* _文書の一節_:
パス単は、1級に必要な語彙を過去問から抽出しているので、効率よく試験に出る単語を覚えることができます。レベル的には10000語から15000語ぐらいの単語を収録している感じです。
そのレベルの単語の中でも、どちらかというと、ニュースや論文調の文書に出てきそうな、格調高い、高尚な香りのする単語が多いのも特徴です。1級試験自体が、どちらかというと口語表現やカジュアルな言い回しよりは、報道や新聞のコラムなどで見聞きするような文を多く題材にしているからでしょう。
パス単以外に使っている人が多い印象の教材は、『究極の英単語Vol 4 超上級の3000語』です。こちらは、カジュアルで日常的な語彙から、アカデミックな専門用語まで幅広く収録しており、パス単に収録されていない単語も、この本を覚えておけばほぼ漏れはないでしょう。

* _データ抜粋_:
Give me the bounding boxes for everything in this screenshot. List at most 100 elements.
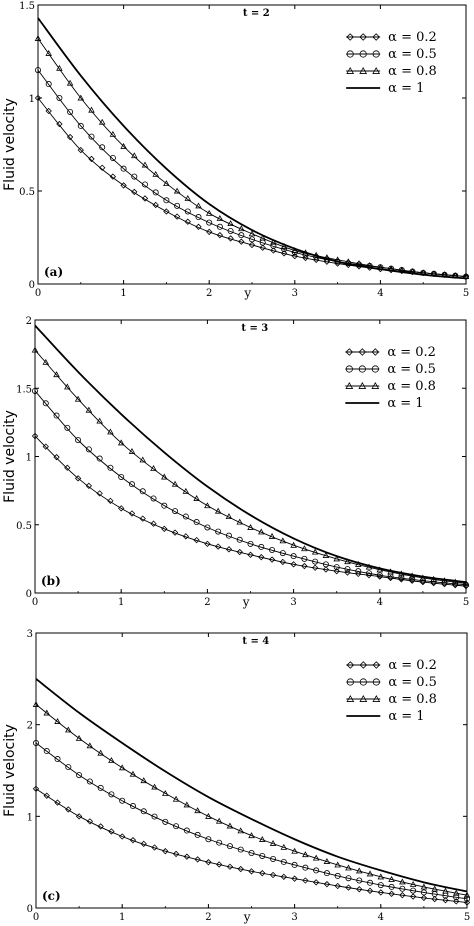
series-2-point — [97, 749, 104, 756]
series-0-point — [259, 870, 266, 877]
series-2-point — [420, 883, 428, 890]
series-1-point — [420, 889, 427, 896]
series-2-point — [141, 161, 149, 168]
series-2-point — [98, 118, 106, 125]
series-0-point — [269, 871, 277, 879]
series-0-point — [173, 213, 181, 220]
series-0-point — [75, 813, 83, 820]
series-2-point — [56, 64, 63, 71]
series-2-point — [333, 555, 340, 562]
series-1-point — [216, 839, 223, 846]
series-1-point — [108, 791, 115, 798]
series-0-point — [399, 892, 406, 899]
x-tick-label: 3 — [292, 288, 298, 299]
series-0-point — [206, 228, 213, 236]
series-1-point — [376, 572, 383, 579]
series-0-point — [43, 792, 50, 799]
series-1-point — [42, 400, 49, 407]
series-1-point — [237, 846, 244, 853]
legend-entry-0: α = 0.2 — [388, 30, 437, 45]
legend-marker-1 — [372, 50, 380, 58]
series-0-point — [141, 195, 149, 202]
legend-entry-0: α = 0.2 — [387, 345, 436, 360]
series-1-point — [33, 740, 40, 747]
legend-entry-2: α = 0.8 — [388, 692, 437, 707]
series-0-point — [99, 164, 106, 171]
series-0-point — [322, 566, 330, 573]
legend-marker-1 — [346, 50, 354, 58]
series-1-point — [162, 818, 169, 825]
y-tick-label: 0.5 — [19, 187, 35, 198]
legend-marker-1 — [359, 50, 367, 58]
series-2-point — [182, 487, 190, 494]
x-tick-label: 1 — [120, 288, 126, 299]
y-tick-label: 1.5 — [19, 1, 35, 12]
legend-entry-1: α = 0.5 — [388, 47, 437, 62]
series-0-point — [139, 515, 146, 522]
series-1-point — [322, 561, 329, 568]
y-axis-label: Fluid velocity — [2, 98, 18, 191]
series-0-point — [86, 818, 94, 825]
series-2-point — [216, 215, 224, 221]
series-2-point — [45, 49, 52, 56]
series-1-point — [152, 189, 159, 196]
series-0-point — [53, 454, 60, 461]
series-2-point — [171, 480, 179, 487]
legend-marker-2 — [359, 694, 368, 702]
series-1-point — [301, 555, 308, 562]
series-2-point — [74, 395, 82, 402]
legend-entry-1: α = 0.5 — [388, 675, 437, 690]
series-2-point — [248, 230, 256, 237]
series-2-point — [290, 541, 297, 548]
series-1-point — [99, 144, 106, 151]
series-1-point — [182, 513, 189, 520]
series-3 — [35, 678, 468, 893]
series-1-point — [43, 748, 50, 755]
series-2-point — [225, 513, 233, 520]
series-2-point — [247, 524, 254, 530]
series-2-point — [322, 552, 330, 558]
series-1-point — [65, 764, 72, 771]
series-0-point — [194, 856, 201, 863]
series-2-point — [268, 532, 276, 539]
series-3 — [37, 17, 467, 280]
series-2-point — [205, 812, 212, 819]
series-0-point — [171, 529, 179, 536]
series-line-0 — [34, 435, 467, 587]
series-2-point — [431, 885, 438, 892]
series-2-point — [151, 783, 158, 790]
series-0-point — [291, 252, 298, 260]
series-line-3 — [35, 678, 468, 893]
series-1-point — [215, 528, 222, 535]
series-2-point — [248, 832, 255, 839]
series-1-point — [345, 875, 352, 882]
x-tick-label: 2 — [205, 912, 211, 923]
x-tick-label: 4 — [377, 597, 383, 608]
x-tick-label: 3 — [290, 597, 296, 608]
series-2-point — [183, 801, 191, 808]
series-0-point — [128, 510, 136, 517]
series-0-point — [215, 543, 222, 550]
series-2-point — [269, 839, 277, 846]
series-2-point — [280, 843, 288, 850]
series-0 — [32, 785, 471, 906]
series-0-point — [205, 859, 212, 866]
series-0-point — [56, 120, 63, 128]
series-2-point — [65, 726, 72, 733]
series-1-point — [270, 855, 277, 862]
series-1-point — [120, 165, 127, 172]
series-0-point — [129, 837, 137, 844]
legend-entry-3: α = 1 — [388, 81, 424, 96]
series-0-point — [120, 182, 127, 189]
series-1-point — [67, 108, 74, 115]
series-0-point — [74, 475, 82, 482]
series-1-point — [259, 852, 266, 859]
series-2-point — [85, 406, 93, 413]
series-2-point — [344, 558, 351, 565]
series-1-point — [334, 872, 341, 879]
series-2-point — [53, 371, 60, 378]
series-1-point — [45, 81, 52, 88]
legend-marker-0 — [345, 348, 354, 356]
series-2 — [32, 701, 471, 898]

--

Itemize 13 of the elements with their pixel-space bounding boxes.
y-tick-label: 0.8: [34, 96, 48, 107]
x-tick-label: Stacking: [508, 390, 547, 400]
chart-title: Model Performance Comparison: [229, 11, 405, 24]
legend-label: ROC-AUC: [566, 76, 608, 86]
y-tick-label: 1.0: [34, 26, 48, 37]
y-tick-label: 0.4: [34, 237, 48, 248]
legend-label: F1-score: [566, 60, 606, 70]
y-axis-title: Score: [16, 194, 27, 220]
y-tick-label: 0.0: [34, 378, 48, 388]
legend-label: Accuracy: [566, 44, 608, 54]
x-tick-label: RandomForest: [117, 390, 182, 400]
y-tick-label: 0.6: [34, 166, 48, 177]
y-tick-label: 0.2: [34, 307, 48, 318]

* _作業内容_:
1. データの行のうち、文字列「bounding」を含むものをすべて抜き出してください。
2. 英単語教材についての文章を、最後の文の後から書き進める。
英単語教材についての文章とデータの行は、互いに関係がありません。

* _演習結果_:
1.
Give me the bounding boxes for everything in this screenshot. List at most 100 elements.
Itemize 13 of the elements with their pixel-space bounding boxes.

2.
この2冊を覚えておけば、1級の語彙問題はほとんど正解できると思います。世の中にはもっと恐ろしい『英検1級英単語大特訓』という植田一三先生の本もありますが、これはもう超人向けです。私のような凡人には使いこなせませんでした。
それでは以下では、1級向け「非公式」単語本について紹介します。合格に必要な知識を身につける本と言うよりは、語彙学習をより深く楽しくしてくれる本です。
『ネイティブスピーカーの単語力』
まず紹介するのは、『ネイティヴスピーカーの単語力 3形容詞の感覚』(大西泰斗/ポール・マクベイ)(研究社)です。
特徴
現在、ラジオ英会話などで人気の大西先生の本です。大西泰斗・ポールマクベイのコンビは他にも『1億人の英文法』『ハートで感じる英文法』や新しい『Factbook』『Wordsense』などでとても人気の執筆者です。
『ネイティブスピーカーの単語力』は、初版は2003年なので、新しい本ではありませんが、読んでいて、新しい発見が満載の、おもしろい本です。
この本のコンセプトは、形容詞を、基本的で当たり前のものから、(日本人にとっては)マニアックなものまで、ネイティブの感覚ではどのように使われているかを解説するというものです。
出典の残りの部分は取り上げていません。